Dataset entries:
-.-.-

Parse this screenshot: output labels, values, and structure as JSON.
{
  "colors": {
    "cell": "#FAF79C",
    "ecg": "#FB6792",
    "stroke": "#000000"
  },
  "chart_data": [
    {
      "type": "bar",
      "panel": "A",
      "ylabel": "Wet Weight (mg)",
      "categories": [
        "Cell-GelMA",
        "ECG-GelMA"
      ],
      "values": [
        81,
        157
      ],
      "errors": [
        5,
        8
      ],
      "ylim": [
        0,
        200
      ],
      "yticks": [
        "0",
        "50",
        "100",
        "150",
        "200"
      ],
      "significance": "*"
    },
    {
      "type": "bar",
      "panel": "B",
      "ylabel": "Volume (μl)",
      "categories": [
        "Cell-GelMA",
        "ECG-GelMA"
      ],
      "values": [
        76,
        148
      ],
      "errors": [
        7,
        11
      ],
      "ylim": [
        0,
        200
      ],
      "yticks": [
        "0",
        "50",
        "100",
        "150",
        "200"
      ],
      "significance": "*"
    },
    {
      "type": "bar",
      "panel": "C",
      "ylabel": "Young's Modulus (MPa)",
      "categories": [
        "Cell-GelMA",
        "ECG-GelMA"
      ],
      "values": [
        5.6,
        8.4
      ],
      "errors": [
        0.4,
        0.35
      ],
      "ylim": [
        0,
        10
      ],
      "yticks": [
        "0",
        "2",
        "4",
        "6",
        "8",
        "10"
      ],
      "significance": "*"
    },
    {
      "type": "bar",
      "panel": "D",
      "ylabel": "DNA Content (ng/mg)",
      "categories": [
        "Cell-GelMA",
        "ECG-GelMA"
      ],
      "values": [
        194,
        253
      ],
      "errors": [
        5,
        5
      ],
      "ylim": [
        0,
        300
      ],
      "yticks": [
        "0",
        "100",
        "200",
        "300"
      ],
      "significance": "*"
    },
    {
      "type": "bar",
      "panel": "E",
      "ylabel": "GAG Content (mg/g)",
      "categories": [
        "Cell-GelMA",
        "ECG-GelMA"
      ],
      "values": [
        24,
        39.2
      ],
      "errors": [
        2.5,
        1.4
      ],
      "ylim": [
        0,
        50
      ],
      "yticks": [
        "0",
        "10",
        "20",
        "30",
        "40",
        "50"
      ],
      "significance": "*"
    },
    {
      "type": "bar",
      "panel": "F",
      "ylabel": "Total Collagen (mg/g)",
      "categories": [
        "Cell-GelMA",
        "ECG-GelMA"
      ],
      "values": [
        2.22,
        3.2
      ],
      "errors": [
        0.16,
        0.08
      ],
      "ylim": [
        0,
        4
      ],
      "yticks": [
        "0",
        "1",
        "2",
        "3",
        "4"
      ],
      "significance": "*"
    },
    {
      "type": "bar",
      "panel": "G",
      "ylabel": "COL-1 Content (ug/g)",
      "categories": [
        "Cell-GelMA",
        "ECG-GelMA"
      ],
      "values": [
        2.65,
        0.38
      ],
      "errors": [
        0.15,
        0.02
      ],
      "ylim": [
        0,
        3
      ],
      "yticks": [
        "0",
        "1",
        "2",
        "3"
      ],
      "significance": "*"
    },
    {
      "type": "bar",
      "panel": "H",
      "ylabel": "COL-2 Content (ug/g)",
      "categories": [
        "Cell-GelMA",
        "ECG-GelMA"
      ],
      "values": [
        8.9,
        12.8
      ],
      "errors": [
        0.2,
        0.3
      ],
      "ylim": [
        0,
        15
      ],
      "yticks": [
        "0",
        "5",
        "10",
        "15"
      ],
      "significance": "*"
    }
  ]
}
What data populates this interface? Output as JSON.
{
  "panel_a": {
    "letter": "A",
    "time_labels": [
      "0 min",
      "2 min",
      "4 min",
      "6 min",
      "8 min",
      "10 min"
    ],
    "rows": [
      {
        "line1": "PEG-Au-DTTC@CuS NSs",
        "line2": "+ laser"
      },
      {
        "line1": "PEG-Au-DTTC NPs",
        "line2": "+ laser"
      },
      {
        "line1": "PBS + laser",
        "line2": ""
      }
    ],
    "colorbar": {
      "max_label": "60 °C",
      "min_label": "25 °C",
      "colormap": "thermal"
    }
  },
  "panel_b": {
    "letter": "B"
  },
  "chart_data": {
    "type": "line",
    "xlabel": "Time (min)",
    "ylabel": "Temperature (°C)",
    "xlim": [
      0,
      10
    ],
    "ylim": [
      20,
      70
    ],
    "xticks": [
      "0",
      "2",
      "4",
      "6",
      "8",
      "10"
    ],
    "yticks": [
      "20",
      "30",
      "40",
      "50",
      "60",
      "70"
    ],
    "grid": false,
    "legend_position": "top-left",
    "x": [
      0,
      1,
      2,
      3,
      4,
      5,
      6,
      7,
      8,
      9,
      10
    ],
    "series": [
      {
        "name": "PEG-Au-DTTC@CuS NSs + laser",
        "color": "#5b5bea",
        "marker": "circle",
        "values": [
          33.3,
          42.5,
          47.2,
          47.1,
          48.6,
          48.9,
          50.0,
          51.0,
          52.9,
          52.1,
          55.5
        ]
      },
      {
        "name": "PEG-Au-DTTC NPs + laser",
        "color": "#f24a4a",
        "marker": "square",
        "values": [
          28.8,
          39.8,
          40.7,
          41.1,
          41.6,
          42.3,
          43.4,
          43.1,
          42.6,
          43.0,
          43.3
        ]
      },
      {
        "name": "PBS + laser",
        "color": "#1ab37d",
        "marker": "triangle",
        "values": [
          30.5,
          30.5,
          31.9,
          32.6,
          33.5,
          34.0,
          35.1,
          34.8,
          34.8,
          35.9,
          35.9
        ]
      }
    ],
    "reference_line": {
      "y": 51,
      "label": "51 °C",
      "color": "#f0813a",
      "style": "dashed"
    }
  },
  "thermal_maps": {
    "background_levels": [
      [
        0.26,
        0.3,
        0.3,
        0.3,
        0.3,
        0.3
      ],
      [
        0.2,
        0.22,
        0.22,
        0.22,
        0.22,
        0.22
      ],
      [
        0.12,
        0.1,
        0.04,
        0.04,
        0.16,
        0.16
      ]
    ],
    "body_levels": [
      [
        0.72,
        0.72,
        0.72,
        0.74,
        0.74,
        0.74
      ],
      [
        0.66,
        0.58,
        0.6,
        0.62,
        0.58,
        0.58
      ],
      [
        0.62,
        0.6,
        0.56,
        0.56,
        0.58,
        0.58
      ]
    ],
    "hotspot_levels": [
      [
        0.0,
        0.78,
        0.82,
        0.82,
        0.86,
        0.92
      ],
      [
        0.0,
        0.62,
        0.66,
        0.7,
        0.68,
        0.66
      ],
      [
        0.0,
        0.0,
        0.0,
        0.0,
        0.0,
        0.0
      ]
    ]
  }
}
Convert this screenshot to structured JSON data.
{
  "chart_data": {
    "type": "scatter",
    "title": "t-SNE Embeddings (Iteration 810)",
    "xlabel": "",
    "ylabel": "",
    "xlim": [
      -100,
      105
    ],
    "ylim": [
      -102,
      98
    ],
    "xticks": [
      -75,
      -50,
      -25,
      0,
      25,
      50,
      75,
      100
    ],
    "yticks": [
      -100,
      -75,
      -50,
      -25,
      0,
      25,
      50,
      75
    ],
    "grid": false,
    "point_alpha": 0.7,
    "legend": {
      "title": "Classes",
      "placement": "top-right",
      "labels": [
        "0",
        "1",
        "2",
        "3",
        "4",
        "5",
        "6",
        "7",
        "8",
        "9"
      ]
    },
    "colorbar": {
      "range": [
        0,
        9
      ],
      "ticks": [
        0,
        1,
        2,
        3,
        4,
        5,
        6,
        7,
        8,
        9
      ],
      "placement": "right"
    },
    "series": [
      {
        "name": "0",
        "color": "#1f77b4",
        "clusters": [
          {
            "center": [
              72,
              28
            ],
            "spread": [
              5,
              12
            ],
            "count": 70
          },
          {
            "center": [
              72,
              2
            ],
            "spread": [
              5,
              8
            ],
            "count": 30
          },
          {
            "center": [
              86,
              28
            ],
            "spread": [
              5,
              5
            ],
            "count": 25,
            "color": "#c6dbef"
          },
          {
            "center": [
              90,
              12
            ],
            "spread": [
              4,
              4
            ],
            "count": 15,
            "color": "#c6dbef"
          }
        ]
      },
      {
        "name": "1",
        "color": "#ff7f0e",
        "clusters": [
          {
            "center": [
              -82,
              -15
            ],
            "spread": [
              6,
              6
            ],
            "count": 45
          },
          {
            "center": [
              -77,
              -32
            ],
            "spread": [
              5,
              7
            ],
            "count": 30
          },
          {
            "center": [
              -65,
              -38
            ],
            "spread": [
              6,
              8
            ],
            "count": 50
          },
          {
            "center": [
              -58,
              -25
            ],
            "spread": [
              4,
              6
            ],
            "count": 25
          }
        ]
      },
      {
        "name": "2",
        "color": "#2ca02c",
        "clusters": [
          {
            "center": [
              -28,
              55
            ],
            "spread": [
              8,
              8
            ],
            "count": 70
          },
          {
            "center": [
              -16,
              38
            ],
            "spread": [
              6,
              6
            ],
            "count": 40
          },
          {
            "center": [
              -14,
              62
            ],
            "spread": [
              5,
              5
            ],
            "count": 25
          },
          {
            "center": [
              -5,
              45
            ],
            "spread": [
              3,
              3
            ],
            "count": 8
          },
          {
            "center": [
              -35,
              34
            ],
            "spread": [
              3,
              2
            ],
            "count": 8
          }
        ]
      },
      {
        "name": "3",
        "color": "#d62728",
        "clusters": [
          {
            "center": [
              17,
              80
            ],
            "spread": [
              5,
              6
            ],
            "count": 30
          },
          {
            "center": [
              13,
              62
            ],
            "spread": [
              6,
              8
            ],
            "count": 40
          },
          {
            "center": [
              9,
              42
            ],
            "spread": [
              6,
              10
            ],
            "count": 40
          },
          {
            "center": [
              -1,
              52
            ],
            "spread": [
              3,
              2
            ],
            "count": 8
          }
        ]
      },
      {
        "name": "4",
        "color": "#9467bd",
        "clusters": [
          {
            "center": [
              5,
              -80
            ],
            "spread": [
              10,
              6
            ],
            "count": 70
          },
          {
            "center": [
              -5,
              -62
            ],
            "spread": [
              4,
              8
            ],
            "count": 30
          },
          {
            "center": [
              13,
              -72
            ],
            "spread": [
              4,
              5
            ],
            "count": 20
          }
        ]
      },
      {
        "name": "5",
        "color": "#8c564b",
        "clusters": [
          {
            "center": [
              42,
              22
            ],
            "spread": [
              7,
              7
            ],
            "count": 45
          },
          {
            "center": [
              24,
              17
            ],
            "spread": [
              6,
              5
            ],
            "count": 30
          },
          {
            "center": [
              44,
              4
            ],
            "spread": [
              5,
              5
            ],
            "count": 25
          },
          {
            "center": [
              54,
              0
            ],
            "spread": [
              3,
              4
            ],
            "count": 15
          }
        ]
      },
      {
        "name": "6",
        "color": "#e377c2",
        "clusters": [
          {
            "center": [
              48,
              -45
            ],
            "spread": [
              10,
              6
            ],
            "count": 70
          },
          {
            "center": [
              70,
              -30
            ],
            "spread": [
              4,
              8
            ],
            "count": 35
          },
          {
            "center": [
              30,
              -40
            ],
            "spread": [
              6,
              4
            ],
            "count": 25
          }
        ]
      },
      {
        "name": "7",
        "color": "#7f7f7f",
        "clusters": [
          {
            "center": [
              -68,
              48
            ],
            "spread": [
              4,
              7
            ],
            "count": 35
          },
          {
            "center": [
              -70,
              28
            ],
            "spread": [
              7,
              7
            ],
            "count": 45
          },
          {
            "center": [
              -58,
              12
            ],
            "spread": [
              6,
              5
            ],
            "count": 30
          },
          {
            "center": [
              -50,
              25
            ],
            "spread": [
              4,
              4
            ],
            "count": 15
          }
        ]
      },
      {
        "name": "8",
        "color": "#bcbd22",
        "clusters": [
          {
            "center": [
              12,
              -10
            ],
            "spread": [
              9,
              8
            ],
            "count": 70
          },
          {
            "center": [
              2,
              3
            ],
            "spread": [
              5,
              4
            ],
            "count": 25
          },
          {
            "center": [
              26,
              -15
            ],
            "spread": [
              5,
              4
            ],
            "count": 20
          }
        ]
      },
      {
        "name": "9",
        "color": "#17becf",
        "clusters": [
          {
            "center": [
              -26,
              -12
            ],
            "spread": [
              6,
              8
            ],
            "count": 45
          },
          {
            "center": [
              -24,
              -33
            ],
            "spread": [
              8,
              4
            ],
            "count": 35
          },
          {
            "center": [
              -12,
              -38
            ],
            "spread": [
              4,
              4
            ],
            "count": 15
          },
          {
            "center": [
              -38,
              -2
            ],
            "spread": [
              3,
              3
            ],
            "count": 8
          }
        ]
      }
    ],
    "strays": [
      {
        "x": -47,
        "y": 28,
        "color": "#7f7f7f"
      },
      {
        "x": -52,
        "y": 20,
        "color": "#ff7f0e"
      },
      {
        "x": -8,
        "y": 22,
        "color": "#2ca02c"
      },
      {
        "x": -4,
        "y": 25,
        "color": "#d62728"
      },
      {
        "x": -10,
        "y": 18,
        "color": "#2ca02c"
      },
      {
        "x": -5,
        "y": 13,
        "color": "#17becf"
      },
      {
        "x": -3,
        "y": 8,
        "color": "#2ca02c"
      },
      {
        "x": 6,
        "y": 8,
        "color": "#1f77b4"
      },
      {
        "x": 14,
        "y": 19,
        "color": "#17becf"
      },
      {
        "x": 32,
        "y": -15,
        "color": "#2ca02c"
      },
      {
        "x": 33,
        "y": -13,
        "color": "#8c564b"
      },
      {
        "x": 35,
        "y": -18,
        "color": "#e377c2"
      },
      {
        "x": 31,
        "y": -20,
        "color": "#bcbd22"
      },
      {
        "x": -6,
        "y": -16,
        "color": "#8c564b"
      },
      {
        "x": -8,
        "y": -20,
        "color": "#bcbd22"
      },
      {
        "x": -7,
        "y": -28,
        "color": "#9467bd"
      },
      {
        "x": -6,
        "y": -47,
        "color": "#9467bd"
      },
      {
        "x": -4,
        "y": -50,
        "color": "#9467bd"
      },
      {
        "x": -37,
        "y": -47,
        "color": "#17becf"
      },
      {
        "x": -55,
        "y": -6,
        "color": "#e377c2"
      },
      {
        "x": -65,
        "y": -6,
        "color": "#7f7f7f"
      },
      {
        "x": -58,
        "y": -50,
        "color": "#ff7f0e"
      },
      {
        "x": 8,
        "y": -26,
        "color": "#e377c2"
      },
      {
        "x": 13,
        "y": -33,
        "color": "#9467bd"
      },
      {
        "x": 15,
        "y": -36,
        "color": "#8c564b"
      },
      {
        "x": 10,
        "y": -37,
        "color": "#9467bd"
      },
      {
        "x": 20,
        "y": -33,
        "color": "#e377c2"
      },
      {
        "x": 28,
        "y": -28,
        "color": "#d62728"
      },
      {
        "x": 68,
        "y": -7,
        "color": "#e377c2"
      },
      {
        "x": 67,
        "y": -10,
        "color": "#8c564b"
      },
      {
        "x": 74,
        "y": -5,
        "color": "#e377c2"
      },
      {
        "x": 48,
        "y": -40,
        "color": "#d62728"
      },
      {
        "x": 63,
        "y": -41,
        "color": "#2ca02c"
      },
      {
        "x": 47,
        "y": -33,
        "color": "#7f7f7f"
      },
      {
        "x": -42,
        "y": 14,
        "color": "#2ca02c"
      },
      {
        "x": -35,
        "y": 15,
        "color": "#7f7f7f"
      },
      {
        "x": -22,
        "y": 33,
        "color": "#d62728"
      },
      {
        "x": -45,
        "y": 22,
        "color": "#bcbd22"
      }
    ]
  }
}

-.-.-

▶ **Written problem**
Go through the material above and count the lines that contain "Content"; give that number alone.

▶ **Reply to the exercise**
4